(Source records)
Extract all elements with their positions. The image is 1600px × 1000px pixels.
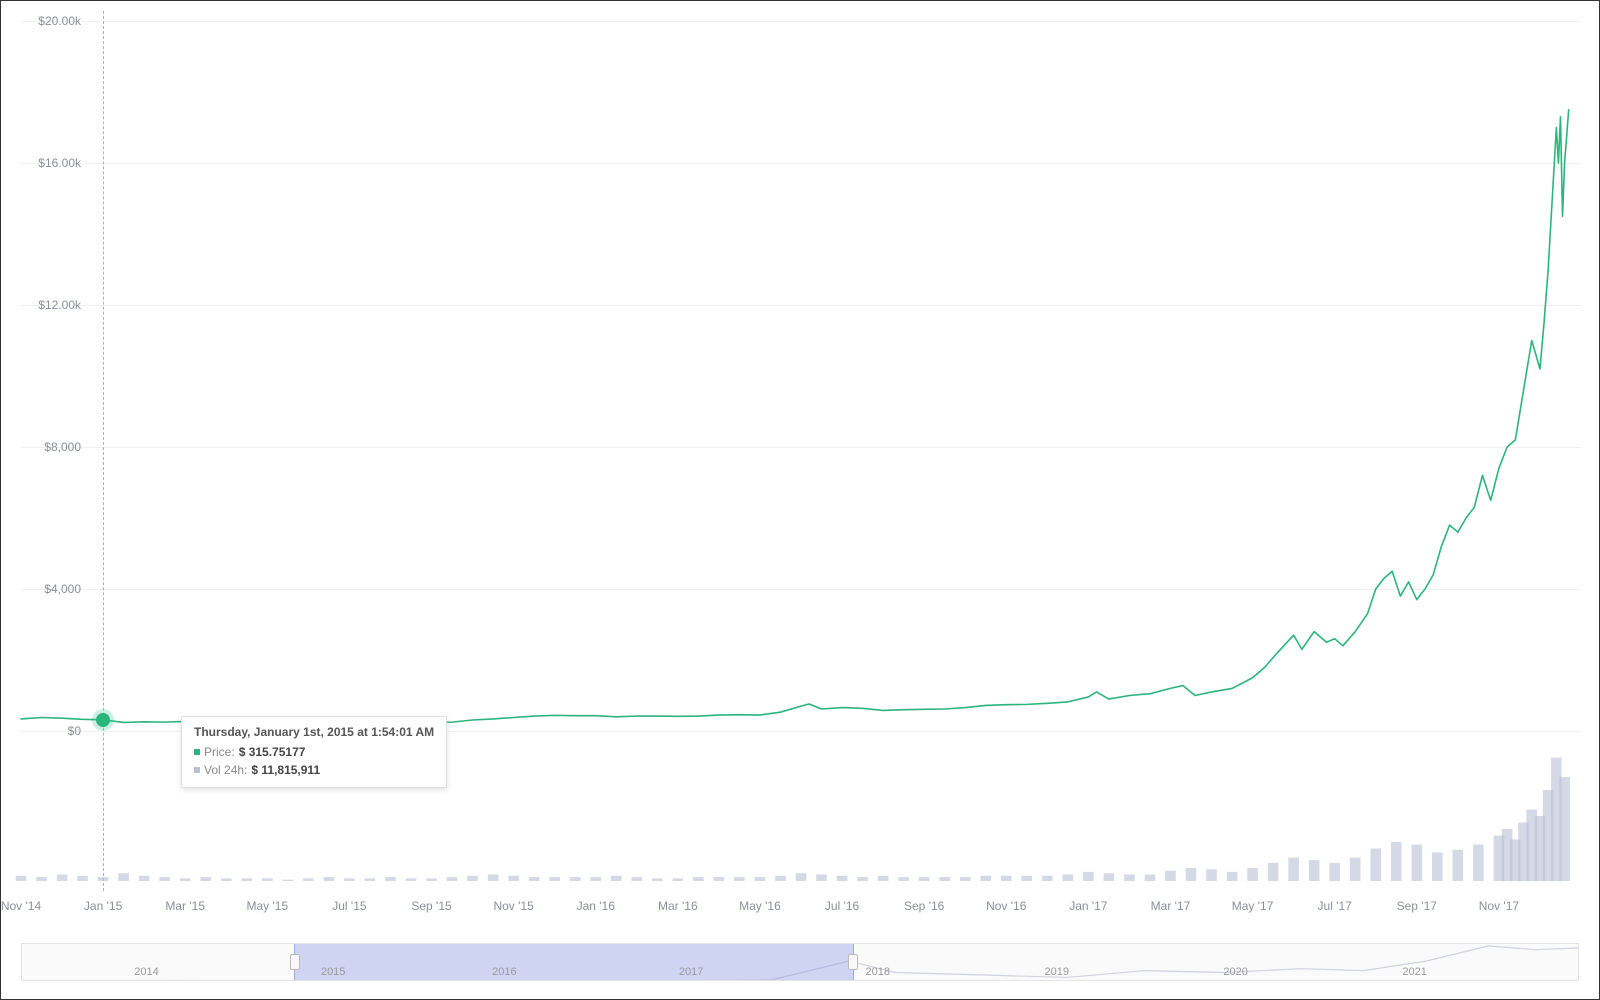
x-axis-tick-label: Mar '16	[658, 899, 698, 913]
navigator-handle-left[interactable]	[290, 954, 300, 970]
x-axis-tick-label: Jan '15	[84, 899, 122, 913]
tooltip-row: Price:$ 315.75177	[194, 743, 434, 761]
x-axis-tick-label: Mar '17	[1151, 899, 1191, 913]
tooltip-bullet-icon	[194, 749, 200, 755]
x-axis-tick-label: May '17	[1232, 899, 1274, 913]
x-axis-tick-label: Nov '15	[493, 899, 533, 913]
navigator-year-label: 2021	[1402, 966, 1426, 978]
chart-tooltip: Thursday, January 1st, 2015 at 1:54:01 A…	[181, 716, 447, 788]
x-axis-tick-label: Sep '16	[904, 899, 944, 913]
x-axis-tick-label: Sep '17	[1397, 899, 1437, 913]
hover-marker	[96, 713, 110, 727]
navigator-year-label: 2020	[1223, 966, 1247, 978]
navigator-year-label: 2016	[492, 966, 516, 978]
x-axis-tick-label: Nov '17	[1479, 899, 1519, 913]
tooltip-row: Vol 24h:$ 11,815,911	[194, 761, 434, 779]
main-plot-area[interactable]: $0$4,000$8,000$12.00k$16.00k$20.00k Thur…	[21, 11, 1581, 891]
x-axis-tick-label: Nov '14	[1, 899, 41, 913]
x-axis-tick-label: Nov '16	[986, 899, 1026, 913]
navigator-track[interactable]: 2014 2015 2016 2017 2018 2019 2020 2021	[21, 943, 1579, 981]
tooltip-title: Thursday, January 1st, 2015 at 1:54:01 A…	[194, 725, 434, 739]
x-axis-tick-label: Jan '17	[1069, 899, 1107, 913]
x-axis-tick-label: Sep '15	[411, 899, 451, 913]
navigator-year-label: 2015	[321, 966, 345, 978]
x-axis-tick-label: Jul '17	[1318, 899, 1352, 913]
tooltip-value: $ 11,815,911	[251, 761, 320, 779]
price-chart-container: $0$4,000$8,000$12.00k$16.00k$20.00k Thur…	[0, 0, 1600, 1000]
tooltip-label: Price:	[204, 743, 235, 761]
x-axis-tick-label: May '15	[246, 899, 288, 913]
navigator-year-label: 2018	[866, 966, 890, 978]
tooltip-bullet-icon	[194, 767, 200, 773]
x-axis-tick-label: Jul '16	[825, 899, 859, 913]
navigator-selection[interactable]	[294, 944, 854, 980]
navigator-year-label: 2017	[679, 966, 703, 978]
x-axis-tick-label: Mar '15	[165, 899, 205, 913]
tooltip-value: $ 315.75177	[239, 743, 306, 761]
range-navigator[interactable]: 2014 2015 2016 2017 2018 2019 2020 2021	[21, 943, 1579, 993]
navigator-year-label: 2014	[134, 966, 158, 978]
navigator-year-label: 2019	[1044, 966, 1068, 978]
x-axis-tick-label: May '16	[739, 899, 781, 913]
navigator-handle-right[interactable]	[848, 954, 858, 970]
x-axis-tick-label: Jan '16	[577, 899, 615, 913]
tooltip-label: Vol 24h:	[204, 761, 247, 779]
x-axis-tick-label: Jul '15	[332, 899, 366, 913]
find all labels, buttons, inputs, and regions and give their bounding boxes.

- _AIM OF THE TASK_: Recast the lines from the line with "899, 698, 913]" to the line with "743, 235, 761]", both included, as a JSON list of strings, one string per line, leaving out blank lines.

- _TASK OUTPUT_:
[
  "x-axis-tick-label: Mar '16\t[658, 899, 698, 913]",
  "navigator-handle-left[interactable]\t[290, 954, 300, 970]",
  "x-axis-tick-label: Jan '15\t[84, 899, 122, 913]",
  "tooltip-row: Price:$ 315.75177\t[194, 743, 434, 761]",
  "x-axis-tick-label: Mar '17\t[1151, 899, 1191, 913]",
  "tooltip-bullet-icon\t[194, 749, 200, 755]",
  "x-axis-tick-label: May '17\t[1232, 899, 1274, 913]",
  "x-axis-tick-label: Nov '15\t[493, 899, 533, 913]",
  "navigator-year-label: 2021\t[1402, 966, 1426, 978]",
  "chart-tooltip: Thursday, January 1st, 2015 at 1:54:01 A…\t[181, 716, 447, 788]",
  "x-axis-tick-label: Sep '16\t[904, 899, 944, 913]",
  "x-axis-tick-label: Sep '17\t[1397, 899, 1437, 913]",
  "hover-marker\t[96, 713, 110, 727]",
  "navigator-year-label: 2020\t[1223, 966, 1247, 978]",
  "navigator-year-label: 2016\t[492, 966, 516, 978]",
  "x-axis-tick-label: Nov '17\t[1479, 899, 1519, 913]",
  "tooltip-row: Vol 24h:$ 11,815,911\t[194, 761, 434, 779]",
  "main-plot-area[interactable]: $0$4,000$8,000$12.00k$16.00k$20.00k Thur…\t[21, 11, 1581, 891]",
  "x-axis-tick-label: Nov '14\t[1, 899, 41, 913]",
  "x-axis-tick-label: Nov '16\t[986, 899, 1026, 913]",
  "navigator-track[interactable]: 2014 2015 2016 2017 2018 2019 2020 2021\t[21, 943, 1579, 981]",
  "tooltip-title: Thursday, January 1st, 2015 at 1:54:01 A…\t[194, 725, 434, 739]",
  "x-axis-tick-label: Jan '17\t[1069, 899, 1107, 913]",
  "x-axis-tick-label: Sep '15\t[411, 899, 451, 913]",
  "navigator-year-label: 2015\t[321, 966, 345, 978]",
  "x-axis-tick-label: Jul '17\t[1318, 899, 1352, 913]",
  "tooltip-value: $ 11,815,911\t[251, 761, 320, 779]",
  "price-chart-container: $0$4,000$8,000$12.00k$16.00k$20.00k Thur…\t[0, 0, 1600, 1000]",
  "tooltip-label: Price:\t[204, 743, 235, 761]"
]